Stored items
────────────────────────────────────────
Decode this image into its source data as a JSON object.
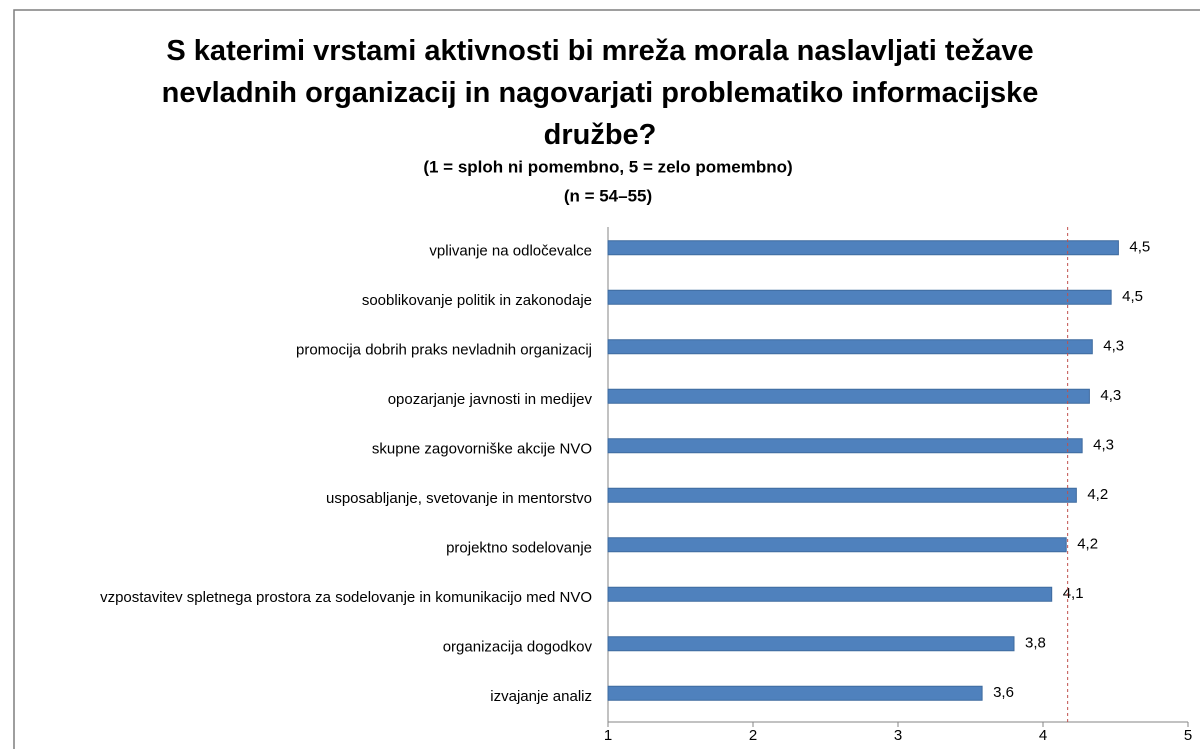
{
  "chart_data": {
    "type": "barh",
    "title": "S katerimi vrstami aktivnosti bi mreža morala naslavljati težave nevladnih organizacij in nagovarjati problematiko informacijske družbe?",
    "subtitles": [
      "(1 = sploh ni pomembno,  5 = zelo pomembno)",
      "(n = 54–55)"
    ],
    "categories": [
      "vplivanje na odločevalce",
      "sooblikovanje politik in zakonodaje",
      "promocija dobrih praks nevladnih organizacij",
      "opozarjanje javnosti in medijev",
      "skupne zagovorniške akcije NVO",
      "usposabljanje, svetovanje in mentorstvo",
      "projektno sodelovanje",
      "vzpostavitev spletnega prostora za sodelovanje in komunikacijo med NVO",
      "organizacija dogodkov",
      "izvajanje analiz"
    ],
    "values": [
      4.52,
      4.47,
      4.34,
      4.32,
      4.27,
      4.23,
      4.16,
      4.06,
      3.8,
      3.58
    ],
    "value_labels": [
      "4,5",
      "4,5",
      "4,3",
      "4,3",
      "4,3",
      "4,2",
      "4,2",
      "4,1",
      "3,8",
      "3,6"
    ],
    "color": "#4f81bd",
    "xlim": [
      1,
      5
    ],
    "xticks": [
      1,
      2,
      3,
      4,
      5
    ],
    "reference_line": {
      "value": 4.17,
      "color": "#c0504d"
    }
  }
}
────────────────────────────────────────
## Directions for this task
Write the records out again in full, exactly, and skip every picture.

## Task result
Decode this image into its source data as a JSON object.
{
  "chart_data": {
    "type": "barh",
    "title": "S katerimi vrstami aktivnosti bi mreža morala naslavljati težave nevladnih organizacij in nagovarjati problematiko informacijske družbe?",
    "subtitles": [
      "(1 = sploh ni pomembno,  5 = zelo pomembno)",
      "(n = 54–55)"
    ],
    "categories": [
      "vplivanje na odločevalce",
      "sooblikovanje politik in zakonodaje",
      "promocija dobrih praks nevladnih organizacij",
      "opozarjanje javnosti in medijev",
      "skupne zagovorniške akcije NVO",
      "usposabljanje, svetovanje in mentorstvo",
      "projektno sodelovanje",
      "vzpostavitev spletnega prostora za sodelovanje in komunikacijo med NVO",
      "organizacija dogodkov",
      "izvajanje analiz"
    ],
    "values": [
      4.52,
      4.47,
      4.34,
      4.32,
      4.27,
      4.23,
      4.16,
      4.06,
      3.8,
      3.58
    ],
    "value_labels": [
      "4,5",
      "4,5",
      "4,3",
      "4,3",
      "4,3",
      "4,2",
      "4,2",
      "4,1",
      "3,8",
      "3,6"
    ],
    "color": "#4f81bd",
    "xlim": [
      1,
      5
    ],
    "xticks": [
      1,
      2,
      3,
      4,
      5
    ],
    "reference_line": {
      "value": 4.17,
      "color": "#c0504d"
    }
  }
}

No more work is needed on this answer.